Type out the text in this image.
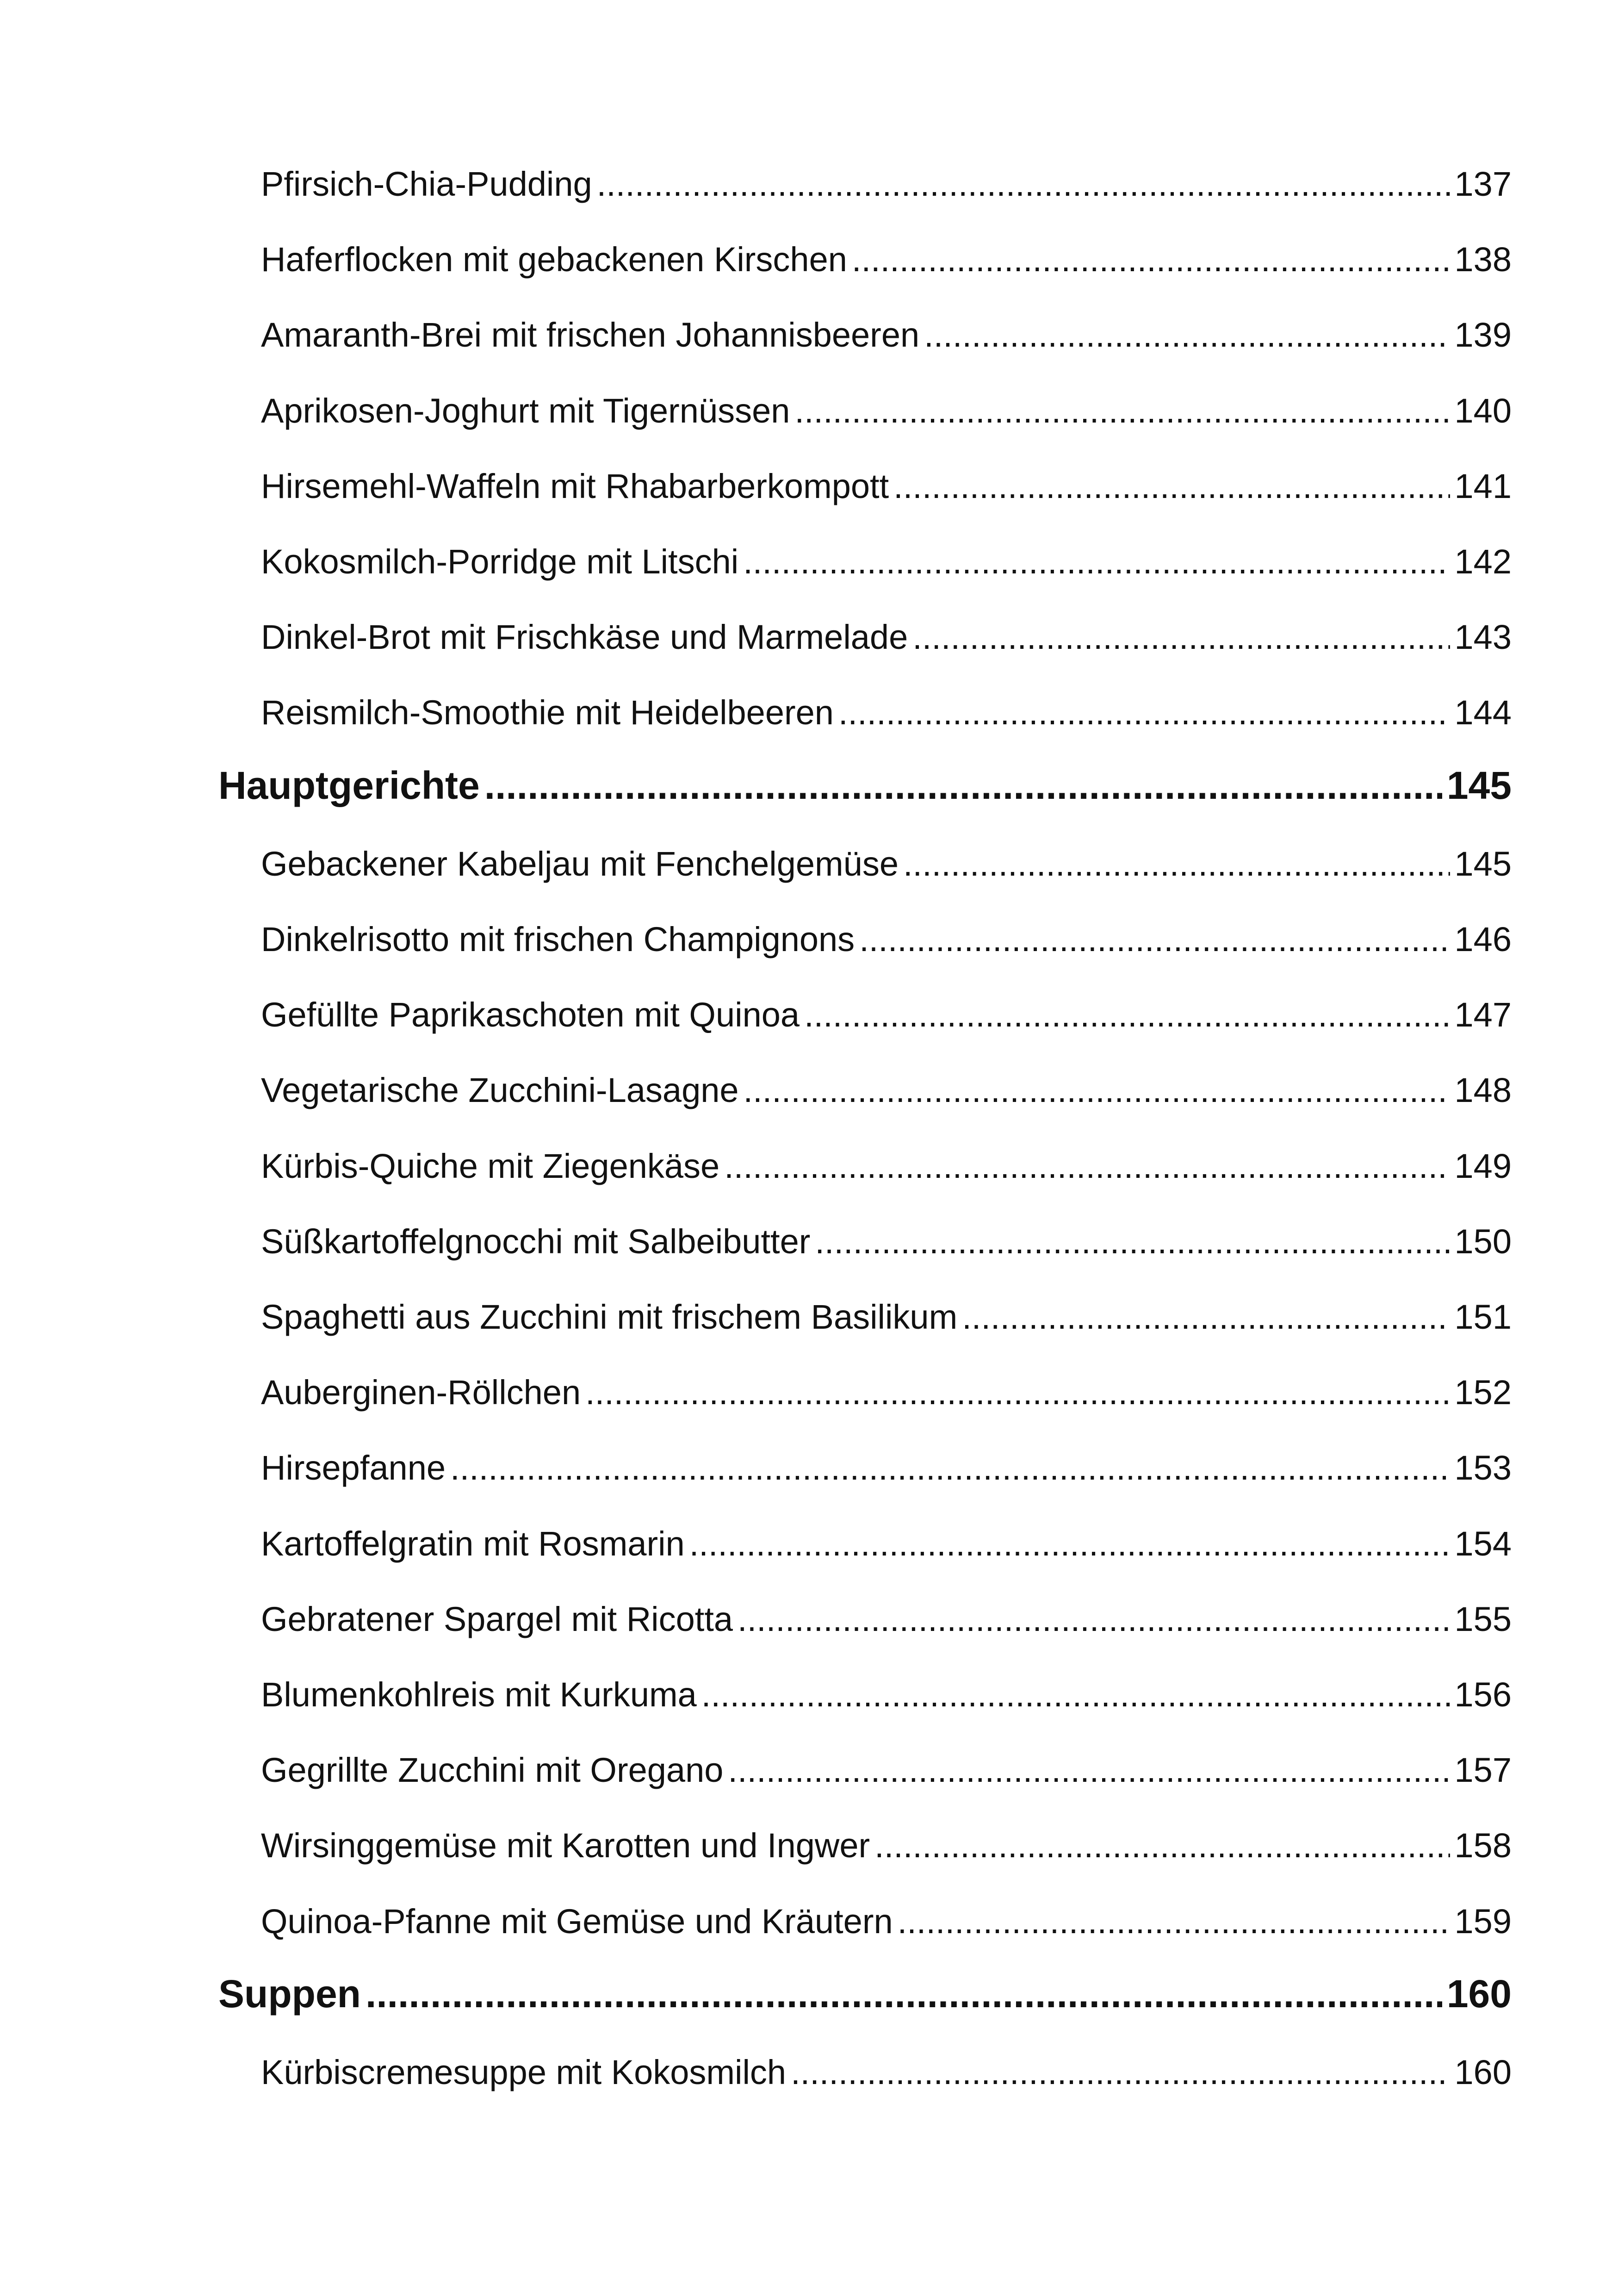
Pfirsich-Chia-Pudding .....	137
Haferflocken mit gebackenen Kirschen .....	138
Amaranth-Brei mit frischen Johannisbeeren .....	139
Aprikosen-Joghurt mit Tigernüssen .....	140
Hirsemehl-Waffeln mit Rhabarberkompott .....	141
Kokosmilch-Porridge mit Litschi .....	142
Dinkel-Brot mit Frischkäse und Marmelade .....	143
Reismilch-Smoothie mit Heidelbeeren .....	144
Hauptgerichte .....	145
Gebackener Kabeljau mit Fenchelgemüse .....	145
Dinkelrisotto mit frischen Champignons .....	146
Gefüllte Paprikaschoten mit Quinoa .....	147
Vegetarische Zucchini-Lasagne .....	148
Kürbis-Quiche mit Ziegenkäse .....	149
Süßkartoffelgnocchi mit Salbeibutter .....	150
Spaghetti aus Zucchini mit frischem Basilikum .....	151
Auberginen-Röllchen .....	152
Hirsepfanne .....	153
Kartoffelgratin mit Rosmarin .....	154
Gebratener Spargel mit Ricotta .....	155
Blumenkohlreis mit Kurkuma .....	156
Gegrillte Zucchini mit Oregano .....	157
Wirsinggemüse mit Karotten und Ingwer .....	158
Quinoa-Pfanne mit Gemüse und Kräutern .....	159
Suppen .....	160
Kürbiscremesuppe mit Kokosmilch .....	160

* * *

= Stated task =
Write out the entries again, exactly as given, skipping any images.

= Worked answer =
Type out the text in this image.
Pfirsich-Chia-Pudding .....	137
Haferflocken mit gebackenen Kirschen .....	138
Amaranth-Brei mit frischen Johannisbeeren .....	139
Aprikosen-Joghurt mit Tigernüssen .....	140
Hirsemehl-Waffeln mit Rhabarberkompott .....	141
Kokosmilch-Porridge mit Litschi .....	142
Dinkel-Brot mit Frischkäse und Marmelade .....	143
Reismilch-Smoothie mit Heidelbeeren .....	144
Hauptgerichte .....	145
Gebackener Kabeljau mit Fenchelgemüse .....	145
Dinkelrisotto mit frischen Champignons .....	146
Gefüllte Paprikaschoten mit Quinoa .....	147
Vegetarische Zucchini-Lasagne .....	148
Kürbis-Quiche mit Ziegenkäse .....	149
Süßkartoffelgnocchi mit Salbeibutter .....	150
Spaghetti aus Zucchini mit frischem Basilikum .....	151
Auberginen-Röllchen .....	152
Hirsepfanne .....	153
Kartoffelgratin mit Rosmarin .....	154
Gebratener Spargel mit Ricotta .....	155
Blumenkohlreis mit Kurkuma .....	156
Gegrillte Zucchini mit Oregano .....	157
Wirsinggemüse mit Karotten und Ingwer .....	158
Quinoa-Pfanne mit Gemüse und Kräutern .....	159
Suppen .....	160
Kürbiscremesuppe mit Kokosmilch .....	160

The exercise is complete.